Set down the material below in full, matching it exactly.

* START SOURCE RECORDS *

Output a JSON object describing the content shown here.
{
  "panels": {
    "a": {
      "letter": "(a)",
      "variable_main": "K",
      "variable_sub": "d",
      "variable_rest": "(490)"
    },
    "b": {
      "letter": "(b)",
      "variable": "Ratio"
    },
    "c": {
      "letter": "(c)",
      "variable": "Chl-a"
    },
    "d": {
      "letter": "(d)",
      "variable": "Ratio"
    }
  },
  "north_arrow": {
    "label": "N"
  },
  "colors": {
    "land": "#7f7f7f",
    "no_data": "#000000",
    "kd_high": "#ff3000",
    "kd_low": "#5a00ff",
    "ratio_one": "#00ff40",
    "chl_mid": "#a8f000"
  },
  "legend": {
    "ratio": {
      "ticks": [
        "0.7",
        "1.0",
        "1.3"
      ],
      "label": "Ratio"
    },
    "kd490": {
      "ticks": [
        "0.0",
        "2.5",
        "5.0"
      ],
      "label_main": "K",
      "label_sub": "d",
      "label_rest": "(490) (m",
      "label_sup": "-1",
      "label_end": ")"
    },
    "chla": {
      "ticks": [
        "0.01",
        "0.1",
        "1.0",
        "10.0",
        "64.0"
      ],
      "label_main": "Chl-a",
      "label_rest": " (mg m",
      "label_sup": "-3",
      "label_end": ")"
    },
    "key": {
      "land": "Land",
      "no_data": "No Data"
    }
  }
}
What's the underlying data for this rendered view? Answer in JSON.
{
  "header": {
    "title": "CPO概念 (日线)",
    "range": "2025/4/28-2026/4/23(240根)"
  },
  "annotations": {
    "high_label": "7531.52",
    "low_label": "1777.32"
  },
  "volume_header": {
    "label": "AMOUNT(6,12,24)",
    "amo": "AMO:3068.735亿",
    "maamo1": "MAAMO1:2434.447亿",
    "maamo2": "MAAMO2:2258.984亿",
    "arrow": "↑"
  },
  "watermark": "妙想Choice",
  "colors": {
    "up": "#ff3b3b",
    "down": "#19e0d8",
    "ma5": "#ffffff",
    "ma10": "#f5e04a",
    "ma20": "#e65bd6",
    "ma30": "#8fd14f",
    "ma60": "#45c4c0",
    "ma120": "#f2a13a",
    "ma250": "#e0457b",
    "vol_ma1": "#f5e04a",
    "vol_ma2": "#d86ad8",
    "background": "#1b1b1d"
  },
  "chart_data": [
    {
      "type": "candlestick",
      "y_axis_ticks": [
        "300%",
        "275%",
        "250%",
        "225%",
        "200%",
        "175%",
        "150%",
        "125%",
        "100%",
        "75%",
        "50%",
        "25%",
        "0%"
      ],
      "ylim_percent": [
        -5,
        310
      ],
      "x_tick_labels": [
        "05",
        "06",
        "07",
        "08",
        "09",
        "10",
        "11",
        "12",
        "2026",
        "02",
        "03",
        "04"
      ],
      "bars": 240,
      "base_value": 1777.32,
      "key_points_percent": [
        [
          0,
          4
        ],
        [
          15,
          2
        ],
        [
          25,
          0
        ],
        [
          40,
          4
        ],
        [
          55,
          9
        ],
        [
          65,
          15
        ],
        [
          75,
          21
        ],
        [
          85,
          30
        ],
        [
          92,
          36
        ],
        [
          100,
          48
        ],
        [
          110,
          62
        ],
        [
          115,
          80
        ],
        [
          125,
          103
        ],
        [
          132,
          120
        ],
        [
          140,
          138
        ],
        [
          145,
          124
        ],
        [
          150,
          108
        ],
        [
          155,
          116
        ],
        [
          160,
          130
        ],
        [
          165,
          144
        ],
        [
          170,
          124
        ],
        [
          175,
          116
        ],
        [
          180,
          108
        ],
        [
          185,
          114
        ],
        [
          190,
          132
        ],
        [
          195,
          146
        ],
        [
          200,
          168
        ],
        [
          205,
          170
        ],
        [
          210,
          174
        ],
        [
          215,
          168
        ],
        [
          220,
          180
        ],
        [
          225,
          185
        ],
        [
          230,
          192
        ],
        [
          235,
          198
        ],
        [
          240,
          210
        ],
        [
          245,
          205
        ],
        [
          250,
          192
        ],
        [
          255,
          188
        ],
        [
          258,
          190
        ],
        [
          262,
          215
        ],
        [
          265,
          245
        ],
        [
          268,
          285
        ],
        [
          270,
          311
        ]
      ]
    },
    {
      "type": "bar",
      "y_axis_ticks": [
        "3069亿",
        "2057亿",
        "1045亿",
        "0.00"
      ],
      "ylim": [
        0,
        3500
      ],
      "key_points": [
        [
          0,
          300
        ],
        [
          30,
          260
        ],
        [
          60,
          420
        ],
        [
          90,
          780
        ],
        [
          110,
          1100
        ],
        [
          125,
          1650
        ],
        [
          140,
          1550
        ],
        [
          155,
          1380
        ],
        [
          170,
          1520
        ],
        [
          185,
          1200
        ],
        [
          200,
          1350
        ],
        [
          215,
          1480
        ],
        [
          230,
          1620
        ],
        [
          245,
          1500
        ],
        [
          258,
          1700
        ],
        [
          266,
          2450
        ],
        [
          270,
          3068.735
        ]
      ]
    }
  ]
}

* END SOURCE RECORDS *

OUTPUT OF THE TASK:
Output a JSON object describing the content shown here.
{
  "panels": {
    "a": {
      "letter": "(a)",
      "variable_main": "K",
      "variable_sub": "d",
      "variable_rest": "(490)"
    },
    "b": {
      "letter": "(b)",
      "variable": "Ratio"
    },
    "c": {
      "letter": "(c)",
      "variable": "Chl-a"
    },
    "d": {
      "letter": "(d)",
      "variable": "Ratio"
    }
  },
  "north_arrow": {
    "label": "N"
  },
  "colors": {
    "land": "#7f7f7f",
    "no_data": "#000000",
    "kd_high": "#ff3000",
    "kd_low": "#5a00ff",
    "ratio_one": "#00ff40",
    "chl_mid": "#a8f000"
  },
  "legend": {
    "ratio": {
      "ticks": [
        "0.7",
        "1.0",
        "1.3"
      ],
      "label": "Ratio"
    },
    "kd490": {
      "ticks": [
        "0.0",
        "2.5",
        "5.0"
      ],
      "label_main": "K",
      "label_sub": "d",
      "label_rest": "(490) (m",
      "label_sup": "-1",
      "label_end": ")"
    },
    "chla": {
      "ticks": [
        "0.01",
        "0.1",
        "1.0",
        "10.0",
        "64.0"
      ],
      "label_main": "Chl-a",
      "label_rest": " (mg m",
      "label_sup": "-3",
      "label_end": ")"
    },
    "key": {
      "land": "Land",
      "no_data": "No Data"
    }
  }
}
What's the underlying data for this rendered view? Answer in JSON.
{
  "header": {
    "title": "CPO概念 (日线)",
    "range": "2025/4/28-2026/4/23(240根)"
  },
  "annotations": {
    "high_label": "7531.52",
    "low_label": "1777.32"
  },
  "volume_header": {
    "label": "AMOUNT(6,12,24)",
    "amo": "AMO:3068.735亿",
    "maamo1": "MAAMO1:2434.447亿",
    "maamo2": "MAAMO2:2258.984亿",
    "arrow": "↑"
  },
  "watermark": "妙想Choice",
  "colors": {
    "up": "#ff3b3b",
    "down": "#19e0d8",
    "ma5": "#ffffff",
    "ma10": "#f5e04a",
    "ma20": "#e65bd6",
    "ma30": "#8fd14f",
    "ma60": "#45c4c0",
    "ma120": "#f2a13a",
    "ma250": "#e0457b",
    "vol_ma1": "#f5e04a",
    "vol_ma2": "#d86ad8",
    "background": "#1b1b1d"
  },
  "chart_data": [
    {
      "type": "candlestick",
      "y_axis_ticks": [
        "300%",
        "275%",
        "250%",
        "225%",
        "200%",
        "175%",
        "150%",
        "125%",
        "100%",
        "75%",
        "50%",
        "25%",
        "0%"
      ],
      "ylim_percent": [
        -5,
        310
      ],
      "x_tick_labels": [
        "05",
        "06",
        "07",
        "08",
        "09",
        "10",
        "11",
        "12",
        "2026",
        "02",
        "03",
        "04"
      ],
      "bars": 240,
      "base_value": 1777.32,
      "key_points_percent": [
        [
          0,
          4
        ],
        [
          15,
          2
        ],
        [
          25,
          0
        ],
        [
          40,
          4
        ],
        [
          55,
          9
        ],
        [
          65,
          15
        ],
        [
          75,
          21
        ],
        [
          85,
          30
        ],
        [
          92,
          36
        ],
        [
          100,
          48
        ],
        [
          110,
          62
        ],
        [
          115,
          80
        ],
        [
          125,
          103
        ],
        [
          132,
          120
        ],
        [
          140,
          138
        ],
        [
          145,
          124
        ],
        [
          150,
          108
        ],
        [
          155,
          116
        ],
        [
          160,
          130
        ],
        [
          165,
          144
        ],
        [
          170,
          124
        ],
        [
          175,
          116
        ],
        [
          180,
          108
        ],
        [
          185,
          114
        ],
        [
          190,
          132
        ],
        [
          195,
          146
        ],
        [
          200,
          168
        ],
        [
          205,
          170
        ],
        [
          210,
          174
        ],
        [
          215,
          168
        ],
        [
          220,
          180
        ],
        [
          225,
          185
        ],
        [
          230,
          192
        ],
        [
          235,
          198
        ],
        [
          240,
          210
        ],
        [
          245,
          205
        ],
        [
          250,
          192
        ],
        [
          255,
          188
        ],
        [
          258,
          190
        ],
        [
          262,
          215
        ],
        [
          265,
          245
        ],
        [
          268,
          285
        ],
        [
          270,
          311
        ]
      ]
    },
    {
      "type": "bar",
      "y_axis_ticks": [
        "3069亿",
        "2057亿",
        "1045亿",
        "0.00"
      ],
      "ylim": [
        0,
        3500
      ],
      "key_points": [
        [
          0,
          300
        ],
        [
          30,
          260
        ],
        [
          60,
          420
        ],
        [
          90,
          780
        ],
        [
          110,
          1100
        ],
        [
          125,
          1650
        ],
        [
          140,
          1550
        ],
        [
          155,
          1380
        ],
        [
          170,
          1520
        ],
        [
          185,
          1200
        ],
        [
          200,
          1350
        ],
        [
          215,
          1480
        ],
        [
          230,
          1620
        ],
        [
          245,
          1500
        ],
        [
          258,
          1700
        ],
        [
          266,
          2450
        ],
        [
          270,
          3068.735
        ]
      ]
    }
  ]
}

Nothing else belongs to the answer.